PROBLEM STATEMENT –
Please write out each entry below exactly as given.

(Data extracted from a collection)
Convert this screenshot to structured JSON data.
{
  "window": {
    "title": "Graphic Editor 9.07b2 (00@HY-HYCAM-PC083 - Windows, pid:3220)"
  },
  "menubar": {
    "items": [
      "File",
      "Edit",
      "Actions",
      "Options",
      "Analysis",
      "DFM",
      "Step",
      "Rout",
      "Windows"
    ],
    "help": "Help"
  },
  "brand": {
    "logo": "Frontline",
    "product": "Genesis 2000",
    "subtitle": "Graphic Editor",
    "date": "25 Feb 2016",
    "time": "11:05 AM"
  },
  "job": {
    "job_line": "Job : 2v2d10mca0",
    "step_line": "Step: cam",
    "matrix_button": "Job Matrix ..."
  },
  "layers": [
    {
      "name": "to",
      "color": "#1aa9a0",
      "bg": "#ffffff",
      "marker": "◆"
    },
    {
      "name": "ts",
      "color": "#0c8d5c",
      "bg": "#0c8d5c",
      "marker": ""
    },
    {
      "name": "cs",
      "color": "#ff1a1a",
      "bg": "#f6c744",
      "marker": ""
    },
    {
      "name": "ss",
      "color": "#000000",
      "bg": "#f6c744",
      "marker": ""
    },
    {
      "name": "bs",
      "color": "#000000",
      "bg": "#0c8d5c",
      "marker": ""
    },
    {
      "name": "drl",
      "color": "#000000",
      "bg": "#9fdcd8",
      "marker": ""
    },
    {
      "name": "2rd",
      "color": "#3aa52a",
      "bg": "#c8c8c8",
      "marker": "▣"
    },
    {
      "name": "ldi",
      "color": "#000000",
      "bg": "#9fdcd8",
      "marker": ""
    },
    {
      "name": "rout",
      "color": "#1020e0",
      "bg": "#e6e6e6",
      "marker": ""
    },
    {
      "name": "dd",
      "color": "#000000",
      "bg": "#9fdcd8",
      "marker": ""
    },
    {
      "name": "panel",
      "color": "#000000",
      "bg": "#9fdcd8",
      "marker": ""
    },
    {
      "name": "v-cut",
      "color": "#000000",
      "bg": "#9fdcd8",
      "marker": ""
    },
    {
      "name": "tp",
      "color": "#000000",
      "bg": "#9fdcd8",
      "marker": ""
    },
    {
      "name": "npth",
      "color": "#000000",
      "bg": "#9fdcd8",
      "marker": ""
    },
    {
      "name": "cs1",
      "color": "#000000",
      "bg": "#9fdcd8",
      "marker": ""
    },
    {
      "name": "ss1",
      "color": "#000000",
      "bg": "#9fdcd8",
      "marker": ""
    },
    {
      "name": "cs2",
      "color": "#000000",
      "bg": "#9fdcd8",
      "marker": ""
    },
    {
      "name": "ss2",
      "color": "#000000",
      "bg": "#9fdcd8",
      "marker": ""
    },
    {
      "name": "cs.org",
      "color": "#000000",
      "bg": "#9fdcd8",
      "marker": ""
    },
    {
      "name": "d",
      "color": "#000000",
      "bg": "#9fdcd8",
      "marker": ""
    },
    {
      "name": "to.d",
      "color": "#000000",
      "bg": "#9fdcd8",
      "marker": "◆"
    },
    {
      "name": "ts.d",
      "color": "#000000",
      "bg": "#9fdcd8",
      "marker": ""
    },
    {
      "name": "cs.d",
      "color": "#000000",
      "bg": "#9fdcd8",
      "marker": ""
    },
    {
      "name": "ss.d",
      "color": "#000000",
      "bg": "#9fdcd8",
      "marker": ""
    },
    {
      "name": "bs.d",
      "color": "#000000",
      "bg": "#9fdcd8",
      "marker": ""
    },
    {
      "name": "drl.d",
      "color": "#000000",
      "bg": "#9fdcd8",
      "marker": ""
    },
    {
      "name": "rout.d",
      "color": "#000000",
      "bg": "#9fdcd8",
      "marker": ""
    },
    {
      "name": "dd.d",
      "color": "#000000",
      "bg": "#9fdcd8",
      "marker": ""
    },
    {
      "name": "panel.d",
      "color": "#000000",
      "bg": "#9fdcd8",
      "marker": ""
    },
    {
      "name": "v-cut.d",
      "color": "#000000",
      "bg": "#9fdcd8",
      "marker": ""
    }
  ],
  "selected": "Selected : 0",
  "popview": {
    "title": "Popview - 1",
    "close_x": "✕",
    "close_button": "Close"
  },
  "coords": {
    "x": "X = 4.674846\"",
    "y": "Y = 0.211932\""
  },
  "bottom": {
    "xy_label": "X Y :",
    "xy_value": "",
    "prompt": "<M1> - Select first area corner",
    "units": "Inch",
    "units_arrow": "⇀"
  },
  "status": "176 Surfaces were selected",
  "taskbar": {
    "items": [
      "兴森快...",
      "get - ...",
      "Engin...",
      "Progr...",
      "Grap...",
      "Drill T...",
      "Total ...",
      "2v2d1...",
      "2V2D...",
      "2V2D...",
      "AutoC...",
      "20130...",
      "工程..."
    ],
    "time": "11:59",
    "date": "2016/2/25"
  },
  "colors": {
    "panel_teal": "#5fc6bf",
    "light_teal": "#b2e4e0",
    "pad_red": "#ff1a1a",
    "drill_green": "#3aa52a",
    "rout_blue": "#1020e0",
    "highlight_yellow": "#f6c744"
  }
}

RESULT OF THE TASK –
Convert this screenshot to structured JSON data.
{
  "window": {
    "title": "Graphic Editor 9.07b2 (00@HY-HYCAM-PC083 - Windows, pid:3220)"
  },
  "menubar": {
    "items": [
      "File",
      "Edit",
      "Actions",
      "Options",
      "Analysis",
      "DFM",
      "Step",
      "Rout",
      "Windows"
    ],
    "help": "Help"
  },
  "brand": {
    "logo": "Frontline",
    "product": "Genesis 2000",
    "subtitle": "Graphic Editor",
    "date": "25 Feb 2016",
    "time": "11:05 AM"
  },
  "job": {
    "job_line": "Job : 2v2d10mca0",
    "step_line": "Step: cam",
    "matrix_button": "Job Matrix ..."
  },
  "layers": [
    {
      "name": "to",
      "color": "#1aa9a0",
      "bg": "#ffffff",
      "marker": "◆"
    },
    {
      "name": "ts",
      "color": "#0c8d5c",
      "bg": "#0c8d5c",
      "marker": ""
    },
    {
      "name": "cs",
      "color": "#ff1a1a",
      "bg": "#f6c744",
      "marker": ""
    },
    {
      "name": "ss",
      "color": "#000000",
      "bg": "#f6c744",
      "marker": ""
    },
    {
      "name": "bs",
      "color": "#000000",
      "bg": "#0c8d5c",
      "marker": ""
    },
    {
      "name": "drl",
      "color": "#000000",
      "bg": "#9fdcd8",
      "marker": ""
    },
    {
      "name": "2rd",
      "color": "#3aa52a",
      "bg": "#c8c8c8",
      "marker": "▣"
    },
    {
      "name": "ldi",
      "color": "#000000",
      "bg": "#9fdcd8",
      "marker": ""
    },
    {
      "name": "rout",
      "color": "#1020e0",
      "bg": "#e6e6e6",
      "marker": ""
    },
    {
      "name": "dd",
      "color": "#000000",
      "bg": "#9fdcd8",
      "marker": ""
    },
    {
      "name": "panel",
      "color": "#000000",
      "bg": "#9fdcd8",
      "marker": ""
    },
    {
      "name": "v-cut",
      "color": "#000000",
      "bg": "#9fdcd8",
      "marker": ""
    },
    {
      "name": "tp",
      "color": "#000000",
      "bg": "#9fdcd8",
      "marker": ""
    },
    {
      "name": "npth",
      "color": "#000000",
      "bg": "#9fdcd8",
      "marker": ""
    },
    {
      "name": "cs1",
      "color": "#000000",
      "bg": "#9fdcd8",
      "marker": ""
    },
    {
      "name": "ss1",
      "color": "#000000",
      "bg": "#9fdcd8",
      "marker": ""
    },
    {
      "name": "cs2",
      "color": "#000000",
      "bg": "#9fdcd8",
      "marker": ""
    },
    {
      "name": "ss2",
      "color": "#000000",
      "bg": "#9fdcd8",
      "marker": ""
    },
    {
      "name": "cs.org",
      "color": "#000000",
      "bg": "#9fdcd8",
      "marker": ""
    },
    {
      "name": "d",
      "color": "#000000",
      "bg": "#9fdcd8",
      "marker": ""
    },
    {
      "name": "to.d",
      "color": "#000000",
      "bg": "#9fdcd8",
      "marker": "◆"
    },
    {
      "name": "ts.d",
      "color": "#000000",
      "bg": "#9fdcd8",
      "marker": ""
    },
    {
      "name": "cs.d",
      "color": "#000000",
      "bg": "#9fdcd8",
      "marker": ""
    },
    {
      "name": "ss.d",
      "color": "#000000",
      "bg": "#9fdcd8",
      "marker": ""
    },
    {
      "name": "bs.d",
      "color": "#000000",
      "bg": "#9fdcd8",
      "marker": ""
    },
    {
      "name": "drl.d",
      "color": "#000000",
      "bg": "#9fdcd8",
      "marker": ""
    },
    {
      "name": "rout.d",
      "color": "#000000",
      "bg": "#9fdcd8",
      "marker": ""
    },
    {
      "name": "dd.d",
      "color": "#000000",
      "bg": "#9fdcd8",
      "marker": ""
    },
    {
      "name": "panel.d",
      "color": "#000000",
      "bg": "#9fdcd8",
      "marker": ""
    },
    {
      "name": "v-cut.d",
      "color": "#000000",
      "bg": "#9fdcd8",
      "marker": ""
    }
  ],
  "selected": "Selected : 0",
  "popview": {
    "title": "Popview - 1",
    "close_x": "✕",
    "close_button": "Close"
  },
  "coords": {
    "x": "X = 4.674846\"",
    "y": "Y = 0.211932\""
  },
  "bottom": {
    "xy_label": "X Y :",
    "xy_value": "",
    "prompt": "<M1> - Select first area corner",
    "units": "Inch",
    "units_arrow": "⇀"
  },
  "status": "176 Surfaces were selected",
  "taskbar": {
    "items": [
      "兴森快...",
      "get - ...",
      "Engin...",
      "Progr...",
      "Grap...",
      "Drill T...",
      "Total ...",
      "2v2d1...",
      "2V2D...",
      "2V2D...",
      "AutoC...",
      "20130...",
      "工程..."
    ],
    "time": "11:59",
    "date": "2016/2/25"
  },
  "colors": {
    "panel_teal": "#5fc6bf",
    "light_teal": "#b2e4e0",
    "pad_red": "#ff1a1a",
    "drill_green": "#3aa52a",
    "rout_blue": "#1020e0",
    "highlight_yellow": "#f6c744"
  }
}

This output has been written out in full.